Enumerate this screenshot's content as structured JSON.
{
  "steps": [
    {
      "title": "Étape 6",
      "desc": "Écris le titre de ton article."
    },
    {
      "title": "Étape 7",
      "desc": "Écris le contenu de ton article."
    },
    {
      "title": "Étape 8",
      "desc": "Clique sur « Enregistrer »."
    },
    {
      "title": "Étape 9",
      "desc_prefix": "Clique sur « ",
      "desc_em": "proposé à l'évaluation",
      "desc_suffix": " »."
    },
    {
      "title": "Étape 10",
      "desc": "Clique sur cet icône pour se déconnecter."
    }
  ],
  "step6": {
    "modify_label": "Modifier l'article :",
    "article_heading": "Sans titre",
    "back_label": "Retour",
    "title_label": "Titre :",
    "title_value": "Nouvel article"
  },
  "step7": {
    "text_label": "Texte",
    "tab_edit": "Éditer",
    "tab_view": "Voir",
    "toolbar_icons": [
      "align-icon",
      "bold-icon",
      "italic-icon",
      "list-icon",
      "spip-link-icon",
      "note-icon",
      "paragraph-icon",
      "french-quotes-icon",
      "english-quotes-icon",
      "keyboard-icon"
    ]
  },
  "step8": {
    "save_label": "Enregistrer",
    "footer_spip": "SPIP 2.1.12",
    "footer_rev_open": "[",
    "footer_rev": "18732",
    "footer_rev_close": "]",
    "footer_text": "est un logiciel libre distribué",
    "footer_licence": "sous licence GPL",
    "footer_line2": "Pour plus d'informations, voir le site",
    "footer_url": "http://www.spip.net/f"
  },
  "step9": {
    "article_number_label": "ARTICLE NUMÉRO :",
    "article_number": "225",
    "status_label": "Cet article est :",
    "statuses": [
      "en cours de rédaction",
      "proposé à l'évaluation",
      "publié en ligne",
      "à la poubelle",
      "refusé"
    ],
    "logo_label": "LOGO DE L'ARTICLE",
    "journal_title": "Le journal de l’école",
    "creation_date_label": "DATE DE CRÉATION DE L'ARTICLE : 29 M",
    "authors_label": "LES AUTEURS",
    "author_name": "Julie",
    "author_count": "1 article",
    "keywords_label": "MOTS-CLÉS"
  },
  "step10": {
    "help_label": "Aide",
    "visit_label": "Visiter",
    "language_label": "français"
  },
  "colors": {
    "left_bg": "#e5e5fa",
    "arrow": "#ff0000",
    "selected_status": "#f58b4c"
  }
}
§ §
# [Set problem]
Your task is to transcribe the listing above in full, exactly as given.

# [Result for this exercise]
Enumerate this screenshot's content as structured JSON.
{
  "steps": [
    {
      "title": "Étape 6",
      "desc": "Écris le titre de ton article."
    },
    {
      "title": "Étape 7",
      "desc": "Écris le contenu de ton article."
    },
    {
      "title": "Étape 8",
      "desc": "Clique sur « Enregistrer »."
    },
    {
      "title": "Étape 9",
      "desc_prefix": "Clique sur « ",
      "desc_em": "proposé à l'évaluation",
      "desc_suffix": " »."
    },
    {
      "title": "Étape 10",
      "desc": "Clique sur cet icône pour se déconnecter."
    }
  ],
  "step6": {
    "modify_label": "Modifier l'article :",
    "article_heading": "Sans titre",
    "back_label": "Retour",
    "title_label": "Titre :",
    "title_value": "Nouvel article"
  },
  "step7": {
    "text_label": "Texte",
    "tab_edit": "Éditer",
    "tab_view": "Voir",
    "toolbar_icons": [
      "align-icon",
      "bold-icon",
      "italic-icon",
      "list-icon",
      "spip-link-icon",
      "note-icon",
      "paragraph-icon",
      "french-quotes-icon",
      "english-quotes-icon",
      "keyboard-icon"
    ]
  },
  "step8": {
    "save_label": "Enregistrer",
    "footer_spip": "SPIP 2.1.12",
    "footer_rev_open": "[",
    "footer_rev": "18732",
    "footer_rev_close": "]",
    "footer_text": "est un logiciel libre distribué",
    "footer_licence": "sous licence GPL",
    "footer_line2": "Pour plus d'informations, voir le site",
    "footer_url": "http://www.spip.net/f"
  },
  "step9": {
    "article_number_label": "ARTICLE NUMÉRO :",
    "article_number": "225",
    "status_label": "Cet article est :",
    "statuses": [
      "en cours de rédaction",
      "proposé à l'évaluation",
      "publié en ligne",
      "à la poubelle",
      "refusé"
    ],
    "logo_label": "LOGO DE L'ARTICLE",
    "journal_title": "Le journal de l’école",
    "creation_date_label": "DATE DE CRÉATION DE L'ARTICLE : 29 M",
    "authors_label": "LES AUTEURS",
    "author_name": "Julie",
    "author_count": "1 article",
    "keywords_label": "MOTS-CLÉS"
  },
  "step10": {
    "help_label": "Aide",
    "visit_label": "Visiter",
    "language_label": "français"
  },
  "colors": {
    "left_bg": "#e5e5fa",
    "arrow": "#ff0000",
    "selected_status": "#f58b4c"
  }
}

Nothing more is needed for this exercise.